▶ **THE EXERCISE**
Omit every picture, then give all the entries again exactly.

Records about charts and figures
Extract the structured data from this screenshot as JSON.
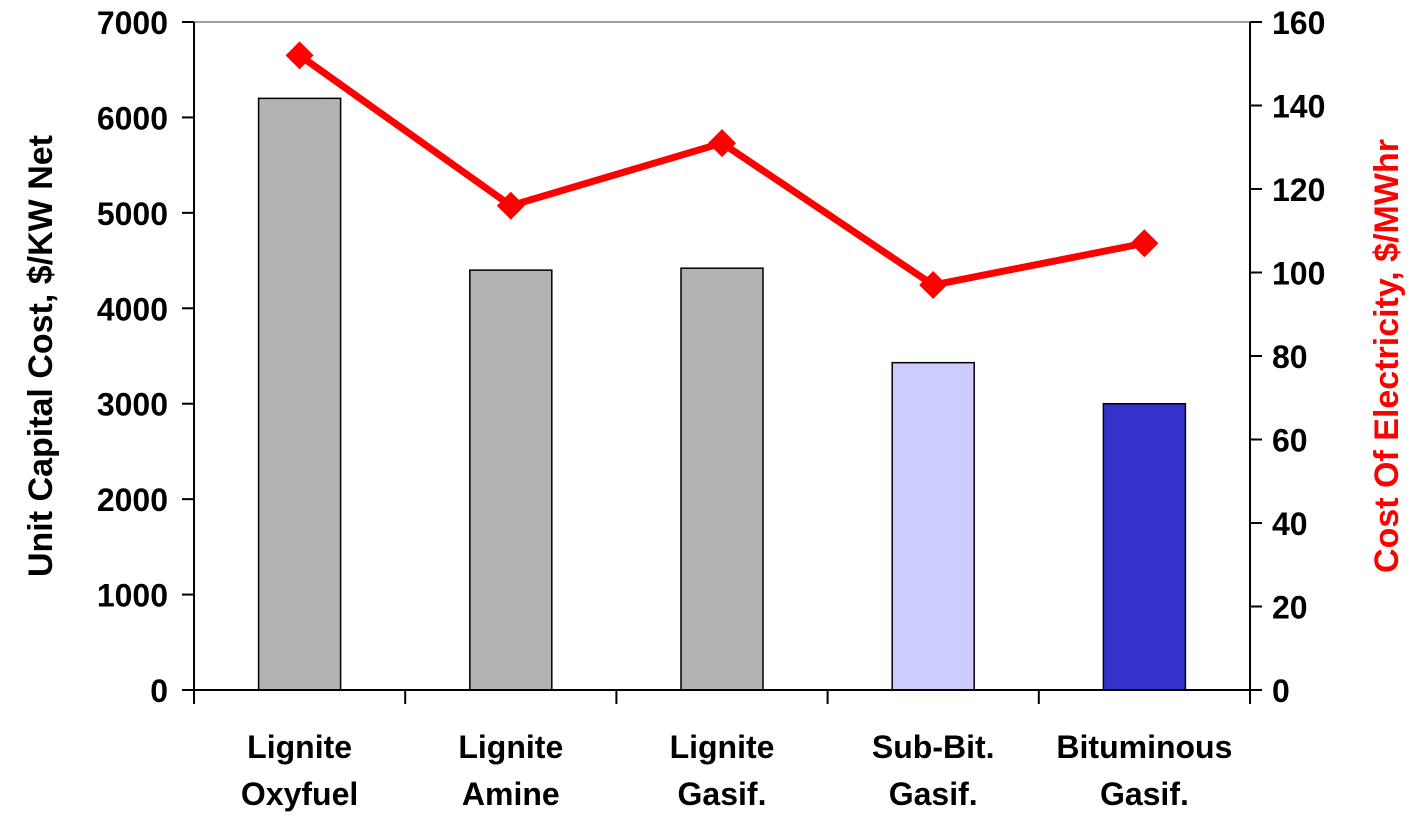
{
  "chart_data": {
    "type": "bar",
    "categories": [
      [
        "Lignite",
        "Oxyfuel"
      ],
      [
        "Lignite",
        "Amine"
      ],
      [
        "Lignite",
        "Gasif."
      ],
      [
        "Sub-Bit.",
        "Gasif."
      ],
      [
        "Bituminous",
        "Gasif."
      ]
    ],
    "series": [
      {
        "axis": "left",
        "kind": "bar",
        "values": [
          6200,
          4400,
          4420,
          3430,
          3000
        ],
        "colors": [
          "#b3b3b3",
          "#b3b3b3",
          "#b3b3b3",
          "#ccccff",
          "#3333cc"
        ]
      },
      {
        "axis": "right",
        "kind": "line",
        "values": [
          152,
          116,
          131,
          97,
          107
        ],
        "color": "#ff0000"
      }
    ],
    "ylabel": "Unit Capital Cost, $/KW Net",
    "ylabel_right": "Cost Of Electricity, $/MWhr",
    "ylabel_right_color": "#ff0000",
    "ylim": [
      0,
      7000
    ],
    "yticks": [
      "0",
      "1000",
      "2000",
      "3000",
      "4000",
      "5000",
      "6000",
      "7000"
    ],
    "ylim_right": [
      0,
      160
    ],
    "yticks_right": [
      "0",
      "20",
      "40",
      "60",
      "80",
      "100",
      "120",
      "140",
      "160"
    ],
    "grid": false,
    "legend": false
  }
}
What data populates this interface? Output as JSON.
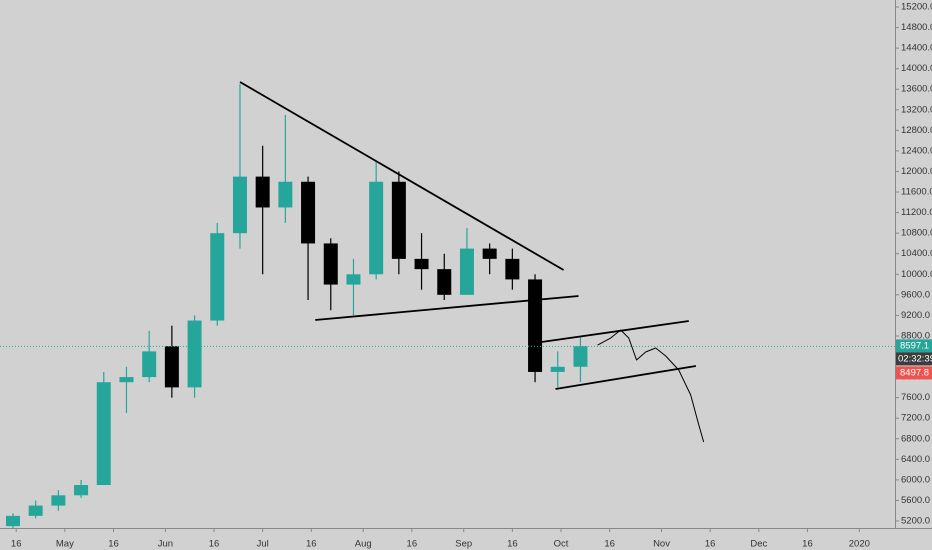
{
  "chart_data": {
    "type": "candlestick",
    "x": [
      105,
      112,
      119,
      126,
      133,
      140,
      147,
      154,
      161,
      168,
      175,
      182,
      189,
      196,
      203,
      210,
      217,
      224,
      231,
      238,
      245,
      252,
      259,
      266,
      273,
      280
    ],
    "open": [
      5100,
      5300,
      5500,
      5700,
      5900,
      7900,
      8000,
      8600,
      7800,
      9100,
      10800,
      11900,
      11300,
      11800,
      10600,
      9800,
      10000,
      11800,
      10300,
      10100,
      9600,
      10500,
      10300,
      9900,
      8100,
      8200
    ],
    "high": [
      5350,
      5600,
      5800,
      6000,
      8100,
      8200,
      8900,
      9000,
      9200,
      11000,
      13700,
      12500,
      13100,
      11900,
      10700,
      10300,
      12200,
      12000,
      10800,
      10400,
      10900,
      10600,
      10500,
      10000,
      8500,
      8800
    ],
    "low": [
      5050,
      5250,
      5400,
      5650,
      5900,
      7300,
      7900,
      7600,
      7600,
      9000,
      10500,
      10000,
      11000,
      9500,
      9300,
      9200,
      9900,
      10000,
      9700,
      9500,
      9600,
      10000,
      9700,
      7900,
      7800,
      7900
    ],
    "close": [
      5300,
      5500,
      5700,
      5900,
      7900,
      8000,
      8500,
      7800,
      9100,
      10800,
      11900,
      11300,
      11800,
      10600,
      9800,
      10000,
      11800,
      10300,
      10100,
      9600,
      10500,
      10300,
      9900,
      8100,
      8200,
      8600
    ],
    "up_color": "#26a69a",
    "down_color": "#000000",
    "xlim": [
      101,
      377
    ],
    "ylim": [
      5064,
      15336
    ],
    "xticks": [
      {
        "value": 106,
        "label": "16"
      },
      {
        "value": 121,
        "label": "May"
      },
      {
        "value": 136,
        "label": "16"
      },
      {
        "value": 152,
        "label": "Jun"
      },
      {
        "value": 167,
        "label": "16"
      },
      {
        "value": 182,
        "label": "Jul"
      },
      {
        "value": 197,
        "label": "16"
      },
      {
        "value": 213,
        "label": "Aug"
      },
      {
        "value": 228,
        "label": "16"
      },
      {
        "value": 244,
        "label": "Sep"
      },
      {
        "value": 259,
        "label": "16"
      },
      {
        "value": 274,
        "label": "Oct"
      },
      {
        "value": 289,
        "label": "16"
      },
      {
        "value": 305,
        "label": "Nov"
      },
      {
        "value": 320,
        "label": "16"
      },
      {
        "value": 335,
        "label": "Dec"
      },
      {
        "value": 350,
        "label": "16"
      },
      {
        "value": 366,
        "label": "2020"
      }
    ],
    "yticks": [
      {
        "value": 5200,
        "label": "5200.0"
      },
      {
        "value": 5600,
        "label": "5600.0"
      },
      {
        "value": 6000,
        "label": "6000.0"
      },
      {
        "value": 6400,
        "label": "6400.0"
      },
      {
        "value": 6800,
        "label": "6800.0"
      },
      {
        "value": 7200,
        "label": "7200.0"
      },
      {
        "value": 7600,
        "label": "7600.0"
      },
      {
        "value": 8000,
        "label": "8000.0"
      },
      {
        "value": 8400,
        "label": "8400.0"
      },
      {
        "value": 8800,
        "label": "8800.0"
      },
      {
        "value": 9200,
        "label": "9200.0"
      },
      {
        "value": 9600,
        "label": "9600.0"
      },
      {
        "value": 10000,
        "label": "10000.0"
      },
      {
        "value": 10400,
        "label": "10400.0"
      },
      {
        "value": 10800,
        "label": "10800.0"
      },
      {
        "value": 11200,
        "label": "11200.0"
      },
      {
        "value": 11600,
        "label": "11600.0"
      },
      {
        "value": 12000,
        "label": "12000.0"
      },
      {
        "value": 12400,
        "label": "12400.0"
      },
      {
        "value": 12800,
        "label": "12800.0"
      },
      {
        "value": 13200,
        "label": "13200.0"
      },
      {
        "value": 13600,
        "label": "13600.0"
      },
      {
        "value": 14000,
        "label": "14000.0"
      },
      {
        "value": 14400,
        "label": "14400.0"
      },
      {
        "value": 14800,
        "label": "14800.0"
      },
      {
        "value": 15200,
        "label": "15200.0"
      }
    ],
    "price_labels": [
      {
        "value": 8597.1,
        "color": "#26a69a"
      },
      {
        "value": 8497.8,
        "color": "#ef5350"
      }
    ],
    "countdown": "02:32:39",
    "drawings": [
      {
        "color": "#000000",
        "x": [
          175,
          274.8
        ],
        "y": [
          13741,
          10083
        ]
      },
      {
        "color": "#000000",
        "x": [
          198.2,
          279.4
        ],
        "y": [
          9110,
          9578
        ]
      },
      {
        "color": "#000000",
        "x": [
          268,
          313.4
        ],
        "y": [
          8682,
          9091
        ]
      },
      {
        "color": "#000000",
        "x": [
          272.3,
          315.6
        ],
        "y": [
          7768,
          8216
        ]
      },
      {
        "color": "#000000",
        "x": [
          285.3,
          289.3,
          292.4,
          294.9,
          297.3,
          300.1,
          303.2,
          306.3,
          310.3,
          314.0,
          316.5,
          318.0
        ],
        "y": [
          8624,
          8760,
          8916,
          8760,
          8332,
          8488,
          8566,
          8410,
          8138,
          7651,
          7068,
          6737
        ]
      }
    ]
  }
}
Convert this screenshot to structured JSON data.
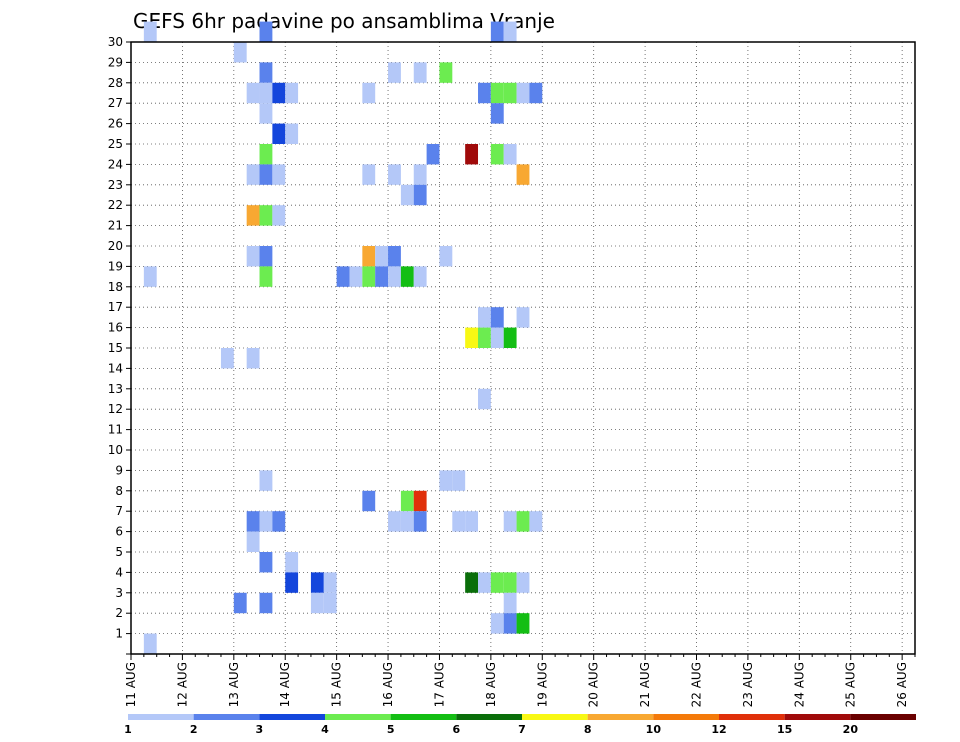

▶ **WRITTEN ANSWER**
Extract the structured data from this screenshot as JSON.
{
  "chart_data": {
    "type": "bar",
    "categories": [
      [
        "Lignite",
        "Oxyfuel"
      ],
      [
        "Lignite",
        "Amine"
      ],
      [
        "Lignite",
        "Gasif."
      ],
      [
        "Sub-Bit.",
        "Gasif."
      ],
      [
        "Bituminous",
        "Gasif."
      ]
    ],
    "series": [
      {
        "axis": "left",
        "kind": "bar",
        "values": [
          6200,
          4400,
          4420,
          3430,
          3000
        ],
        "colors": [
          "#b3b3b3",
          "#b3b3b3",
          "#b3b3b3",
          "#ccccff",
          "#3333cc"
        ]
      },
      {
        "axis": "right",
        "kind": "line",
        "values": [
          152,
          116,
          131,
          97,
          107
        ],
        "color": "#ff0000"
      }
    ],
    "ylabel": "Unit Capital Cost, $/KW Net",
    "ylabel_right": "Cost Of Electricity, $/MWhr",
    "ylabel_right_color": "#ff0000",
    "ylim": [
      0,
      7000
    ],
    "yticks": [
      "0",
      "1000",
      "2000",
      "3000",
      "4000",
      "5000",
      "6000",
      "7000"
    ],
    "ylim_right": [
      0,
      160
    ],
    "yticks_right": [
      "0",
      "20",
      "40",
      "60",
      "80",
      "100",
      "120",
      "140",
      "160"
    ],
    "grid": false,
    "legend": false
  }
}
What data populates this interface? Output as JSON.
{
  "chart_data": {
    "type": "candlestick",
    "x": [
      105,
      112,
      119,
      126,
      133,
      140,
      147,
      154,
      161,
      168,
      175,
      182,
      189,
      196,
      203,
      210,
      217,
      224,
      231,
      238,
      245,
      252,
      259,
      266,
      273,
      280
    ],
    "open": [
      5100,
      5300,
      5500,
      5700,
      5900,
      7900,
      8000,
      8600,
      7800,
      9100,
      10800,
      11900,
      11300,
      11800,
      10600,
      9800,
      10000,
      11800,
      10300,
      10100,
      9600,
      10500,
      10300,
      9900,
      8100,
      8200
    ],
    "high": [
      5350,
      5600,
      5800,
      6000,
      8100,
      8200,
      8900,
      9000,
      9200,
      11000,
      13700,
      12500,
      13100,
      11900,
      10700,
      10300,
      12200,
      12000,
      10800,
      10400,
      10900,
      10600,
      10500,
      10000,
      8500,
      8800
    ],
    "low": [
      5050,
      5250,
      5400,
      5650,
      5900,
      7300,
      7900,
      7600,
      7600,
      9000,
      10500,
      10000,
      11000,
      9500,
      9300,
      9200,
      9900,
      10000,
      9700,
      9500,
      9600,
      10000,
      9700,
      7900,
      7800,
      7900
    ],
    "close": [
      5300,
      5500,
      5700,
      5900,
      7900,
      8000,
      8500,
      7800,
      9100,
      10800,
      11900,
      11300,
      11800,
      10600,
      9800,
      10000,
      11800,
      10300,
      10100,
      9600,
      10500,
      10300,
      9900,
      8100,
      8200,
      8600
    ],
    "up_color": "#26a69a",
    "down_color": "#000000",
    "xlim": [
      101,
      377
    ],
    "ylim": [
      5064,
      15336
    ],
    "xticks": [
      {
        "value": 106,
        "label": "16"
      },
      {
        "value": 121,
        "label": "May"
      },
      {
        "value": 136,
        "label": "16"
      },
      {
        "value": 152,
        "label": "Jun"
      },
      {
        "value": 167,
        "label": "16"
      },
      {
        "value": 182,
        "label": "Jul"
      },
      {
        "value": 197,
        "label": "16"
      },
      {
        "value": 213,
        "label": "Aug"
      },
      {
        "value": 228,
        "label": "16"
      },
      {
        "value": 244,
        "label": "Sep"
      },
      {
        "value": 259,
        "label": "16"
      },
      {
        "value": 274,
        "label": "Oct"
      },
      {
        "value": 289,
        "label": "16"
      },
      {
        "value": 305,
        "label": "Nov"
      },
      {
        "value": 320,
        "label": "16"
      },
      {
        "value": 335,
        "label": "Dec"
      },
      {
        "value": 350,
        "label": "16"
      },
      {
        "value": 366,
        "label": "2020"
      }
    ],
    "yticks": [
      {
        "value": 5200,
        "label": "5200.0"
      },
      {
        "value": 5600,
        "label": "5600.0"
      },
      {
        "value": 6000,
        "label": "6000.0"
      },
      {
        "value": 6400,
        "label": "6400.0"
      },
      {
        "value": 6800,
        "label": "6800.0"
      },
      {
        "value": 7200,
        "label": "7200.0"
      },
      {
        "value": 7600,
        "label": "7600.0"
      },
      {
        "value": 8000,
        "label": "8000.0"
      },
      {
        "value": 8400,
        "label": "8400.0"
      },
      {
        "value": 8800,
        "label": "8800.0"
      },
      {
        "value": 9200,
        "label": "9200.0"
      },
      {
        "value": 9600,
        "label": "9600.0"
      },
      {
        "value": 10000,
        "label": "10000.0"
      },
      {
        "value": 10400,
        "label": "10400.0"
      },
      {
        "value": 10800,
        "label": "10800.0"
      },
      {
        "value": 11200,
        "label": "11200.0"
      },
      {
        "value": 11600,
        "label": "11600.0"
      },
      {
        "value": 12000,
        "label": "12000.0"
      },
      {
        "value": 12400,
        "label": "12400.0"
      },
      {
        "value": 12800,
        "label": "12800.0"
      },
      {
        "value": 13200,
        "label": "13200.0"
      },
      {
        "value": 13600,
        "label": "13600.0"
      },
      {
        "value": 14000,
        "label": "14000.0"
      },
      {
        "value": 14400,
        "label": "14400.0"
      },
      {
        "value": 14800,
        "label": "14800.0"
      },
      {
        "value": 15200,
        "label": "15200.0"
      }
    ],
    "price_labels": [
      {
        "value": 8597.1,
        "color": "#26a69a"
      },
      {
        "value": 8497.8,
        "color": "#ef5350"
      }
    ],
    "countdown": "02:32:39",
    "drawings": [
      {
        "color": "#000000",
        "x": [
          175,
          274.8
        ],
        "y": [
          13741,
          10083
        ]
      },
      {
        "color": "#000000",
        "x": [
          198.2,
          279.4
        ],
        "y": [
          9110,
          9578
        ]
      },
      {
        "color": "#000000",
        "x": [
          268,
          313.4
        ],
        "y": [
          8682,
          9091
        ]
      },
      {
        "color": "#000000",
        "x": [
          272.3,
          315.6
        ],
        "y": [
          7768,
          8216
        ]
      },
      {
        "color": "#000000",
        "x": [
          285.3,
          289.3,
          292.4,
          294.9,
          297.3,
          300.1,
          303.2,
          306.3,
          310.3,
          314.0,
          316.5,
          318.0
        ],
        "y": [
          8624,
          8760,
          8916,
          8760,
          8332,
          8488,
          8566,
          8410,
          8138,
          7651,
          7068,
          6737
        ]
      }
    ]
  }
}
Convert this screenshot to structured JSON data.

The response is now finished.